_SUPPLIED DATA:_

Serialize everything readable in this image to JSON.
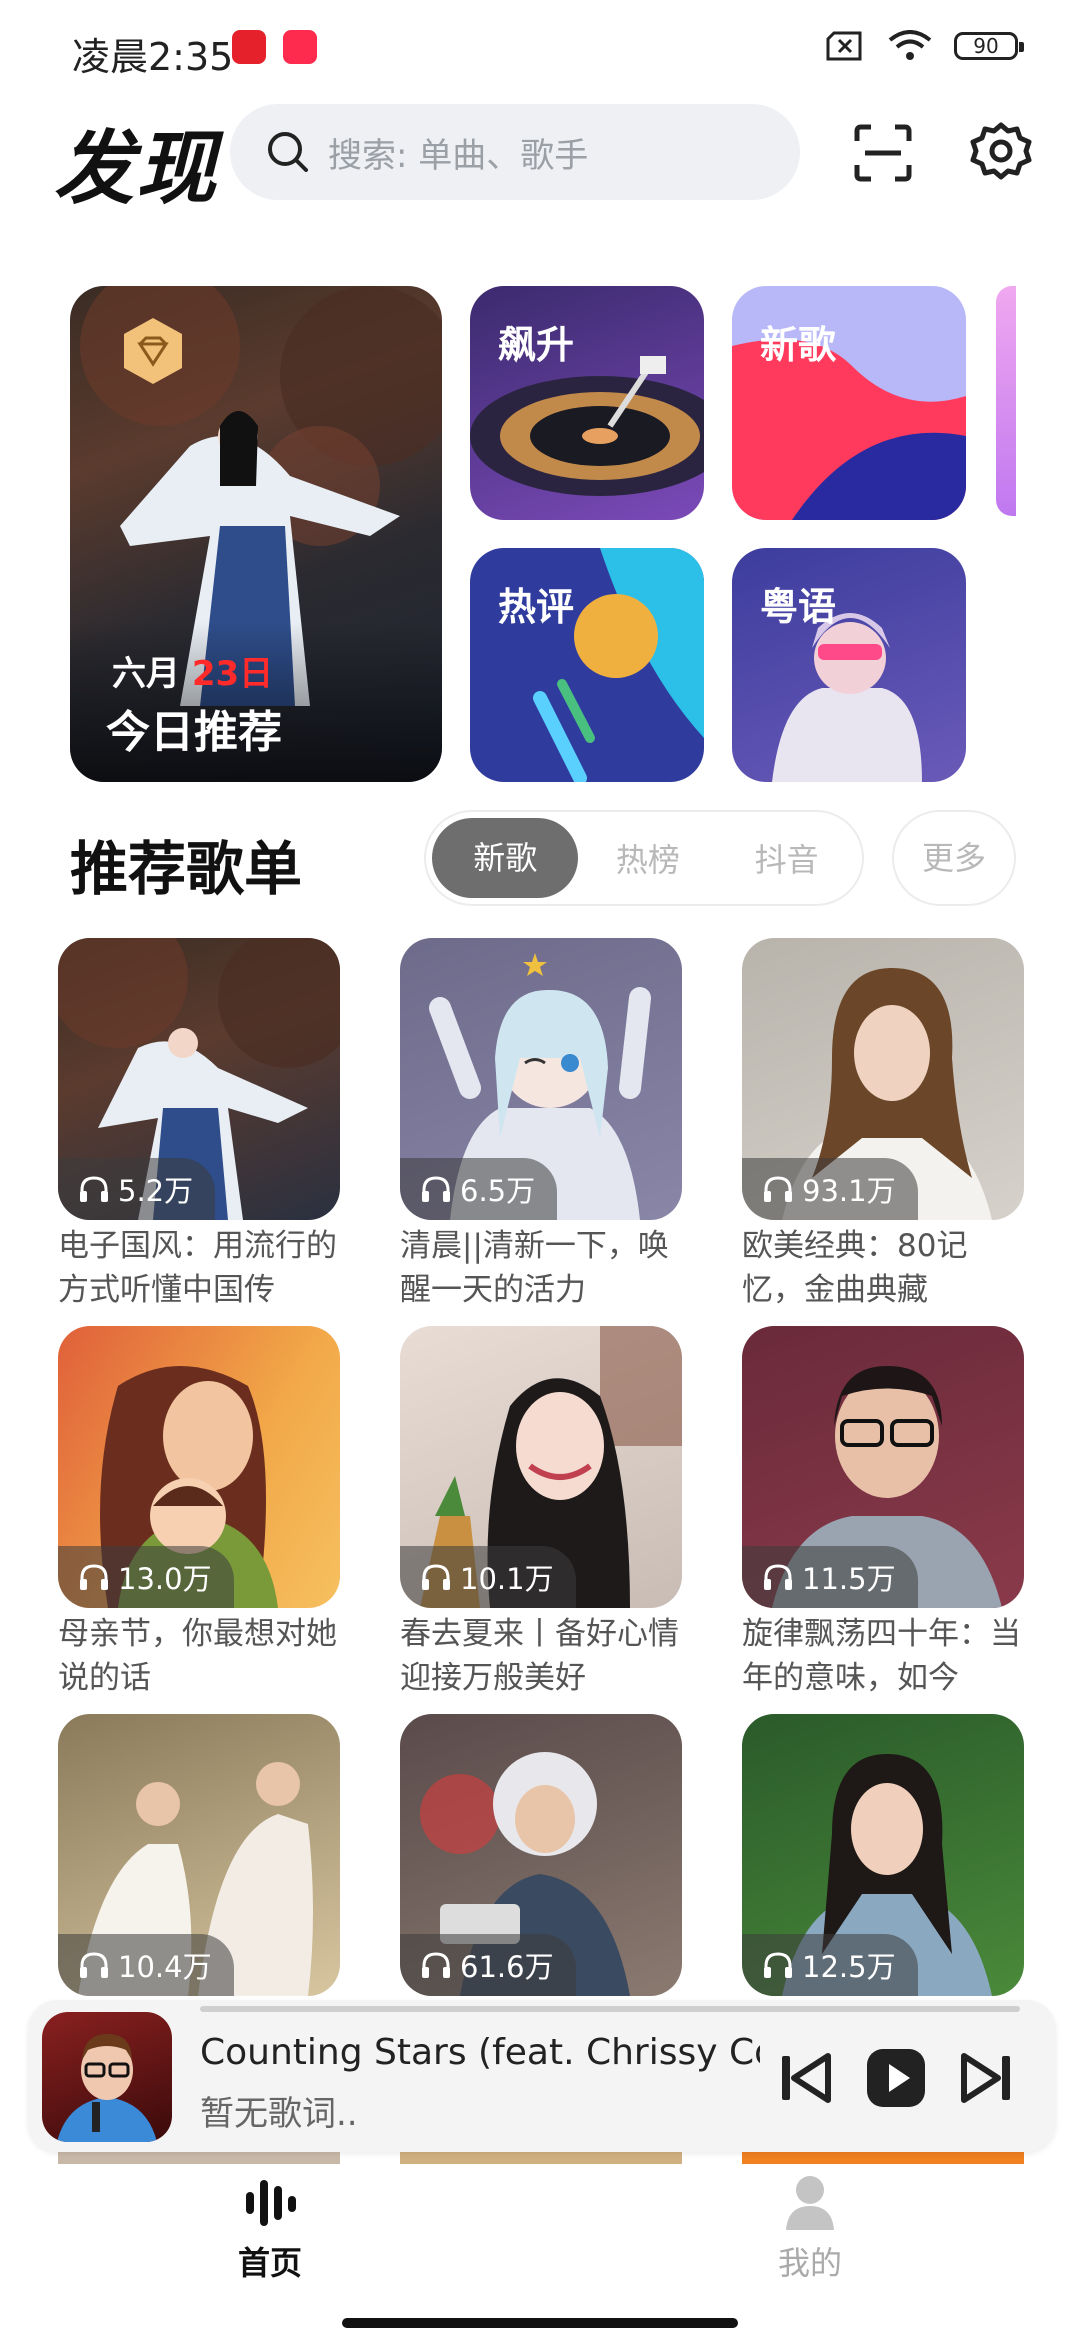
{
  "status_bar": {
    "time": "凌晨2:35",
    "battery": "90"
  },
  "header": {
    "title": "发现",
    "search_placeholder": "搜索: 单曲、歌手"
  },
  "featured": {
    "date_month": "六月",
    "date_day": "23日",
    "label": "今日推荐",
    "tiles": [
      "飙升",
      "新歌",
      "热评",
      "粤语"
    ]
  },
  "section": {
    "title": "推荐歌单",
    "tabs": [
      "新歌",
      "热榜",
      "抖音"
    ],
    "active_tab": "新歌",
    "more_label": "更多"
  },
  "playlists": [
    {
      "plays": "5.2万",
      "title": "电子国风：用流行的方式听懂中国传"
    },
    {
      "plays": "6.5万",
      "title": "清晨||清新一下，唤醒一天的活力"
    },
    {
      "plays": "93.1万",
      "title": "欧美经典：80记忆，金曲典藏"
    },
    {
      "plays": "13.0万",
      "title": "母亲节，你最想对她说的话"
    },
    {
      "plays": "10.1万",
      "title": "春去夏来丨备好心情迎接万般美好"
    },
    {
      "plays": "11.5万",
      "title": "旋律飘荡四十年：当年的意味，如今"
    },
    {
      "plays": "10.4万",
      "title": ""
    },
    {
      "plays": "61.6万",
      "title": ""
    },
    {
      "plays": "12.5万",
      "title": ""
    }
  ],
  "player": {
    "title": "Counting Stars (feat. Chrissy Co...",
    "lyric": "暂无歌词.."
  },
  "bottom_nav": [
    {
      "label": "首页",
      "active": true
    },
    {
      "label": "我的",
      "active": false
    }
  ],
  "colors": {
    "accent_red": "#e5222b",
    "active_tab": "#6e6e6e"
  }
}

_DIRECTION:_
Omit every picture, then reproduce the rest of the listing exactly.

_COMPLETE OUTPUT:_
Serialize everything readable in this image to JSON.
{
  "status_bar": {
    "time": "凌晨2:35",
    "battery": "90"
  },
  "header": {
    "title": "发现",
    "search_placeholder": "搜索: 单曲、歌手"
  },
  "featured": {
    "date_month": "六月",
    "date_day": "23日",
    "label": "今日推荐",
    "tiles": [
      "飙升",
      "新歌",
      "热评",
      "粤语"
    ]
  },
  "section": {
    "title": "推荐歌单",
    "tabs": [
      "新歌",
      "热榜",
      "抖音"
    ],
    "active_tab": "新歌",
    "more_label": "更多"
  },
  "playlists": [
    {
      "plays": "5.2万",
      "title": "电子国风：用流行的方式听懂中国传"
    },
    {
      "plays": "6.5万",
      "title": "清晨||清新一下，唤醒一天的活力"
    },
    {
      "plays": "93.1万",
      "title": "欧美经典：80记忆，金曲典藏"
    },
    {
      "plays": "13.0万",
      "title": "母亲节，你最想对她说的话"
    },
    {
      "plays": "10.1万",
      "title": "春去夏来丨备好心情迎接万般美好"
    },
    {
      "plays": "11.5万",
      "title": "旋律飘荡四十年：当年的意味，如今"
    },
    {
      "plays": "10.4万",
      "title": ""
    },
    {
      "plays": "61.6万",
      "title": ""
    },
    {
      "plays": "12.5万",
      "title": ""
    }
  ],
  "player": {
    "title": "Counting Stars (feat. Chrissy Co...",
    "lyric": "暂无歌词.."
  },
  "bottom_nav": [
    {
      "label": "首页",
      "active": true
    },
    {
      "label": "我的",
      "active": false
    }
  ],
  "colors": {
    "accent_red": "#e5222b",
    "active_tab": "#6e6e6e"
  }
}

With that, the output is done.